> WHAT YOU ARE ASKED TO DO: Could you write out, word for word, the lines of the material below, starting with the line that contains "- login-prompt: Already" and going on through the line that contains "- connect-wallet-label: Connect", including both of those lines?

> DATASET ENTRIES:
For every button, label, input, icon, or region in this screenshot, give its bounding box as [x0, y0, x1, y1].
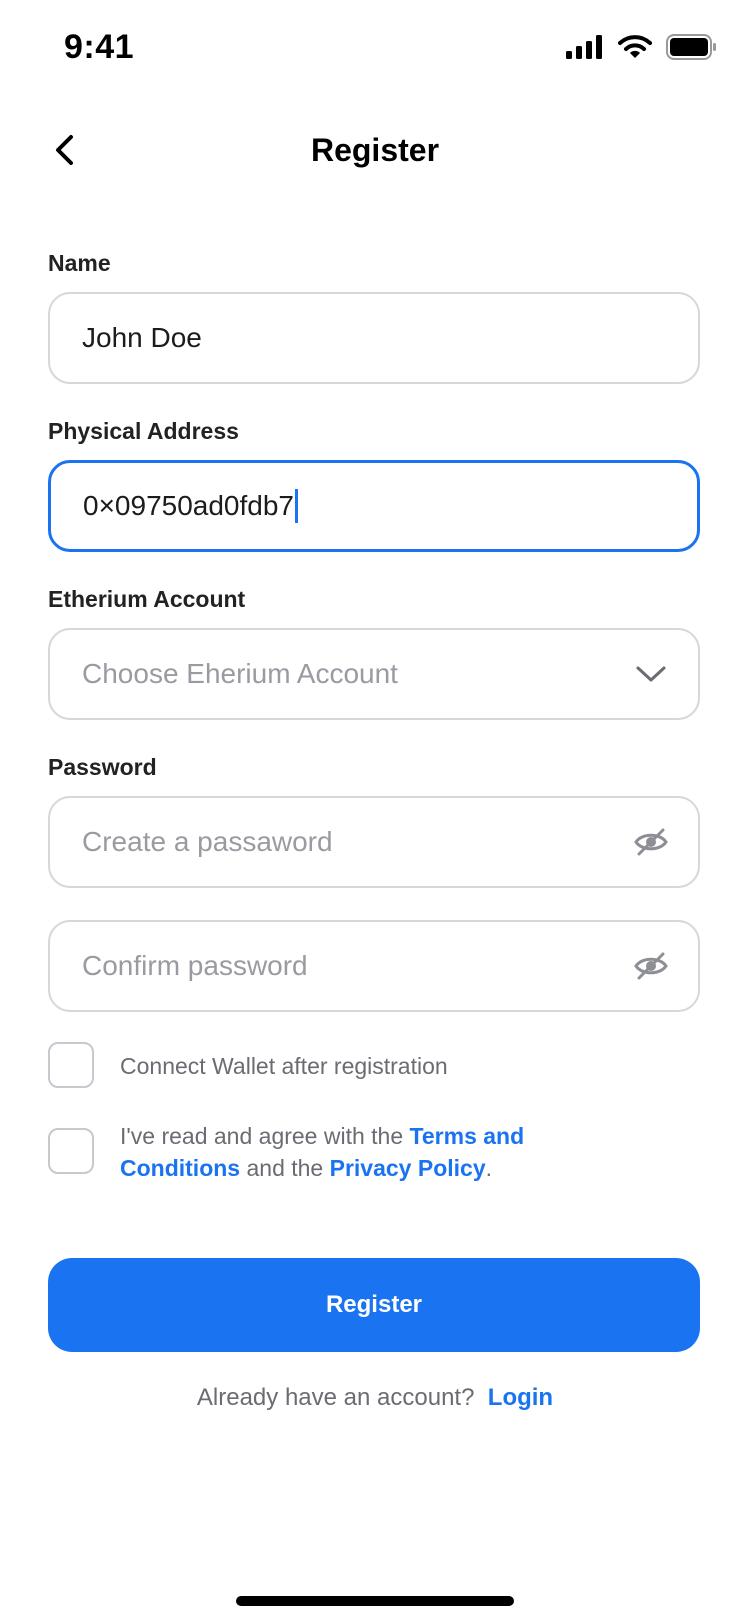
- login-prompt: Already have an account? Login: [0, 1384, 750, 1412]
- agreement-text-before: I've read and agree with the: [120, 1123, 410, 1149]
- connect-wallet-label: Connect Wallet after registration: [120, 1053, 448, 1079]
- login-link[interactable]: Login: [488, 1384, 553, 1411]
- ethereum-label: Etherium Account: [48, 586, 246, 612]
- status-icons: [566, 34, 718, 65]
- name-label: Name: [48, 250, 111, 276]
- agreement-text-middle: and the: [240, 1155, 330, 1181]
- status-time: 9:41: [64, 28, 135, 66]
- confirm-placeholder: Confirm password: [82, 950, 308, 981]
- ethereum-account-select[interactable]: Choose Eherium Account: [48, 628, 700, 720]
- name-field[interactable]: John Doe: [48, 292, 700, 384]
- home-indicator: [236, 1596, 514, 1606]
- ethereum-placeholder: Choose Eherium Account: [82, 658, 398, 689]
- password-field[interactable]: Create a passaword: [48, 796, 700, 888]
- wifi-icon: [618, 34, 652, 65]
- connect-wallet-checkbox[interactable]: [48, 1042, 94, 1088]
- page-title: Register: [310, 132, 440, 168]
- agreement-text: I've read and agree with the Terms and C…: [120, 1120, 590, 1184]
- agreement-text-after: .: [485, 1155, 493, 1181]
- address-label: Physical Address: [48, 418, 239, 444]
- eye-off-icon[interactable]: [634, 949, 668, 983]
- address-field[interactable]: 0×09750ad0fdb7: [48, 460, 700, 552]
- register-button[interactable]: Register: [48, 1258, 700, 1352]
- address-value: 0×09750ad0fdb7: [83, 490, 294, 521]
- battery-icon: [666, 34, 718, 65]
- status-bar: 9:41: [0, 0, 750, 100]
- nav-header: Register: [0, 120, 750, 186]
- confirm-password-field[interactable]: Confirm password: [48, 920, 700, 1012]
- agree-terms-checkbox[interactable]: [48, 1128, 94, 1174]
- eye-off-icon[interactable]: [634, 825, 668, 859]
- password-label: Password: [48, 754, 157, 780]
- text-caret: [295, 489, 298, 523]
- password-placeholder: Create a passaword: [82, 826, 333, 857]
- privacy-policy-link[interactable]: Privacy Policy: [330, 1155, 486, 1181]
- login-prompt-text: Already have an account?: [196, 1384, 475, 1411]
- name-value: John Doe: [82, 322, 202, 353]
- signal-icon: [566, 35, 604, 64]
- chevron-down-icon: [634, 657, 668, 691]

> THE RESPONSE:
- login-prompt: Already have an account? Login: [0, 1384, 750, 1412]
- agreement-text-before: I've read and agree with the: [120, 1123, 410, 1149]
- connect-wallet-label: Connect Wallet after registration: [120, 1053, 448, 1079]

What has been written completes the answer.